• Recorded information

• • • • •

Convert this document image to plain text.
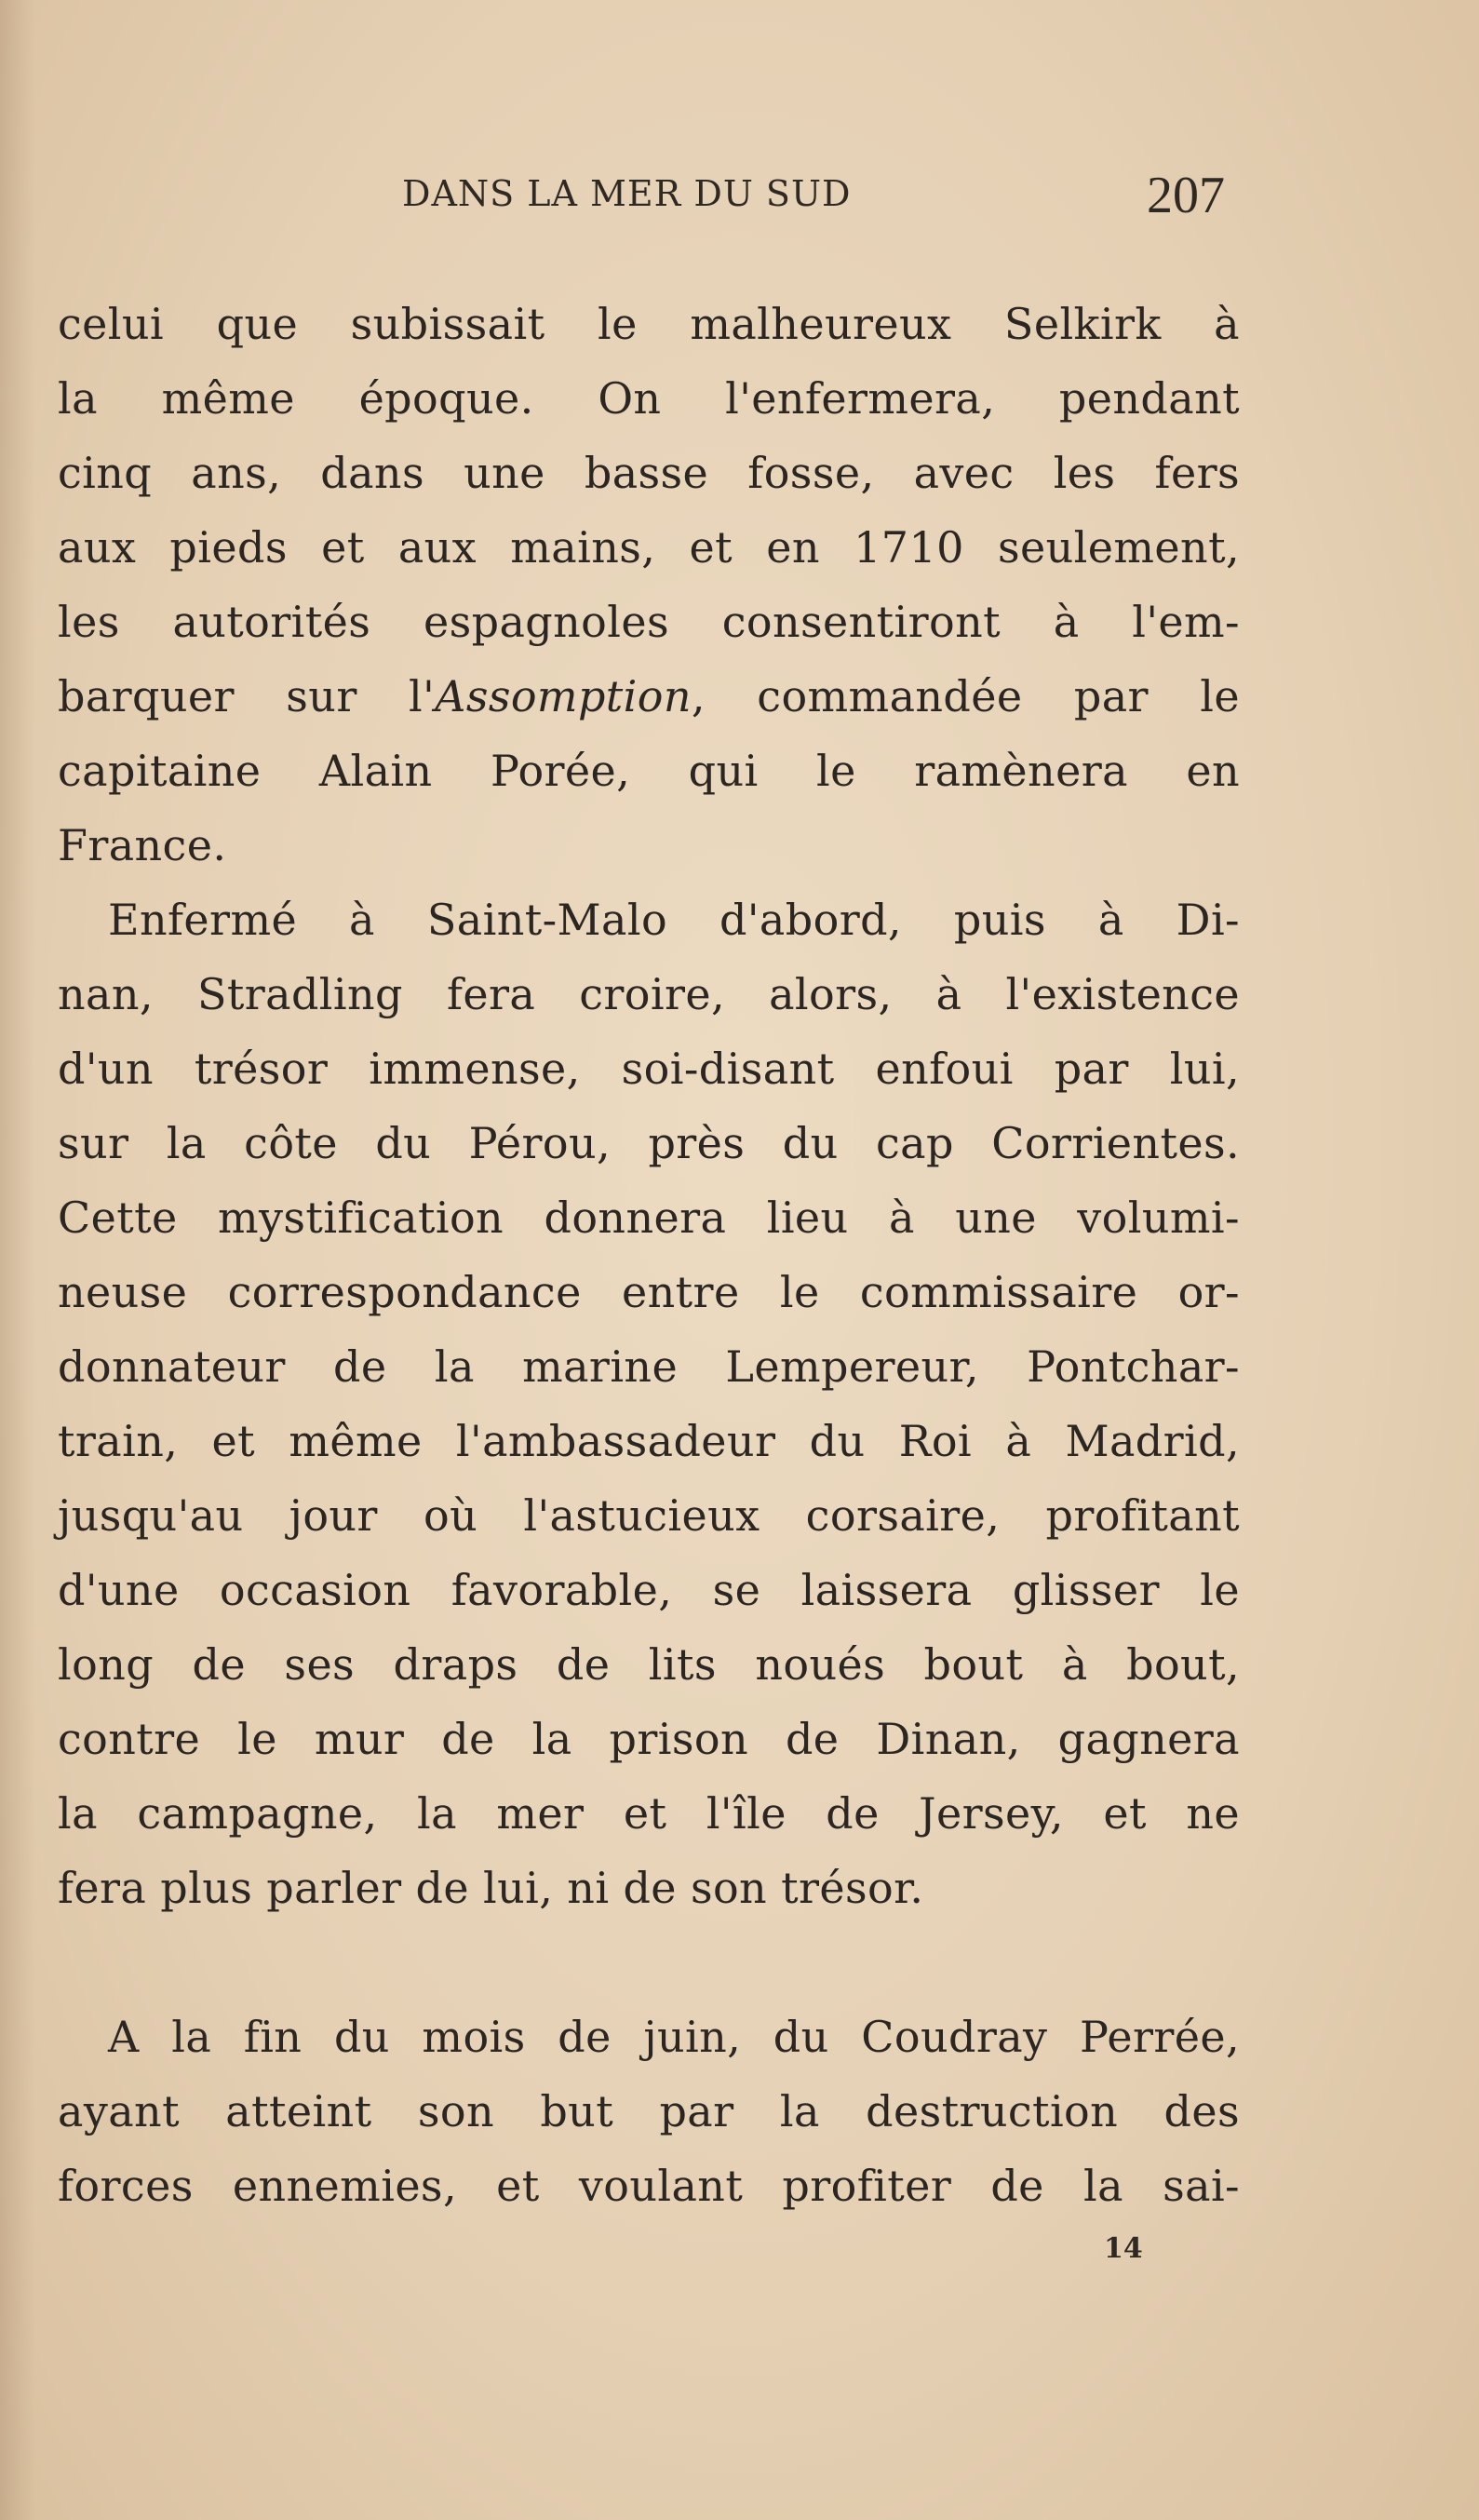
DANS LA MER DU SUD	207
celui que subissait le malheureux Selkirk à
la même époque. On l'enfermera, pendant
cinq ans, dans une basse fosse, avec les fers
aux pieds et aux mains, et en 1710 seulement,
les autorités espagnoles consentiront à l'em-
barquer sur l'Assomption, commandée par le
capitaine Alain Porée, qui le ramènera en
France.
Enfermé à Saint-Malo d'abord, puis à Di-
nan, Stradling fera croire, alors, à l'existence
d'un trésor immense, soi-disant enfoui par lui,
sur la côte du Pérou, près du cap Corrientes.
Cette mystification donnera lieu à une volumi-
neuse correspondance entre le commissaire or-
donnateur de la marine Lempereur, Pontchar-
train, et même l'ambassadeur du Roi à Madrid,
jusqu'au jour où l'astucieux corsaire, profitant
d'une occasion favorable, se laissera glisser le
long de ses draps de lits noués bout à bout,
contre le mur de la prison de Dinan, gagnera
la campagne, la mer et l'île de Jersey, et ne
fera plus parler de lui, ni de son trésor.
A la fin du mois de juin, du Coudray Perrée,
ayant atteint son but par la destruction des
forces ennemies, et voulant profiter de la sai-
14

• • • • •

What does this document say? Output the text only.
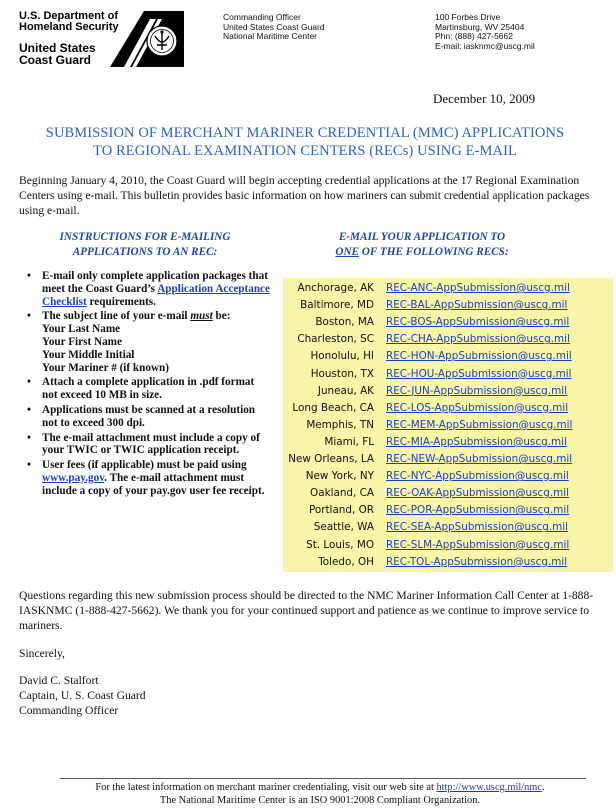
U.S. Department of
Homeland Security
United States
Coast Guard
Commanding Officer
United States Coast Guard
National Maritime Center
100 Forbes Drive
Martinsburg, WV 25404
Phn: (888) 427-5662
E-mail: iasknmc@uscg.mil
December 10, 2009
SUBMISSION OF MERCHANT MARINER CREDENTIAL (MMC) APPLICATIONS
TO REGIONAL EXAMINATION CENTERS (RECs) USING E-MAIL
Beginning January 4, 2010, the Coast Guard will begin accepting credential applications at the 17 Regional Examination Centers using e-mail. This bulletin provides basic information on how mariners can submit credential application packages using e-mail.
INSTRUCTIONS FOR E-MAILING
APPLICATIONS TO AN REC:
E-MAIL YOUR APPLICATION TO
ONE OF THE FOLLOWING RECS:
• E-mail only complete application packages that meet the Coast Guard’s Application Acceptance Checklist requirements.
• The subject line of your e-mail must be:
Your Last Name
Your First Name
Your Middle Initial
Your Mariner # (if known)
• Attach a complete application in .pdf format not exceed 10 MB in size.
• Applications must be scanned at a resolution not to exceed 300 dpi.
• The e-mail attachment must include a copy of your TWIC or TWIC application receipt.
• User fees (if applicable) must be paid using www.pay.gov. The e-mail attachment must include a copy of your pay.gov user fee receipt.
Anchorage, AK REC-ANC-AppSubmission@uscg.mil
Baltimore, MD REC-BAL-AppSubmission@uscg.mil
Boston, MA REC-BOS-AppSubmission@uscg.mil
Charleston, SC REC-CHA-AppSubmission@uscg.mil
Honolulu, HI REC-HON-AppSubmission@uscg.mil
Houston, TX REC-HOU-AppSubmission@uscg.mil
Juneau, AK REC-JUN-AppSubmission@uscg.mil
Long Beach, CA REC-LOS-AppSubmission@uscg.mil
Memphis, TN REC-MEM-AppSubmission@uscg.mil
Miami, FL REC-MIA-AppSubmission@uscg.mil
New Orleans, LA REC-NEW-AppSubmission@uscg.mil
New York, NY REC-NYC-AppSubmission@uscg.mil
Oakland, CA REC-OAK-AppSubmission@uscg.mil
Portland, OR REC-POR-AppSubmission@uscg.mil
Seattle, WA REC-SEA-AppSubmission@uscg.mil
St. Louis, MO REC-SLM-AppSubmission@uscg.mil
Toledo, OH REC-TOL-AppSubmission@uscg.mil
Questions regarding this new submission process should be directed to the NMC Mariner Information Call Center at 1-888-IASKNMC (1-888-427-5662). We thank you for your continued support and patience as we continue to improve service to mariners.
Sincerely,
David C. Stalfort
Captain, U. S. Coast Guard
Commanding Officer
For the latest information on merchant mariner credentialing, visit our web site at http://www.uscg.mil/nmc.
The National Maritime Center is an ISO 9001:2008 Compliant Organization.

• • • • •

• What you will do
Give the number of lines containing the word "packages". No other answer is needed.

• Result for this task
2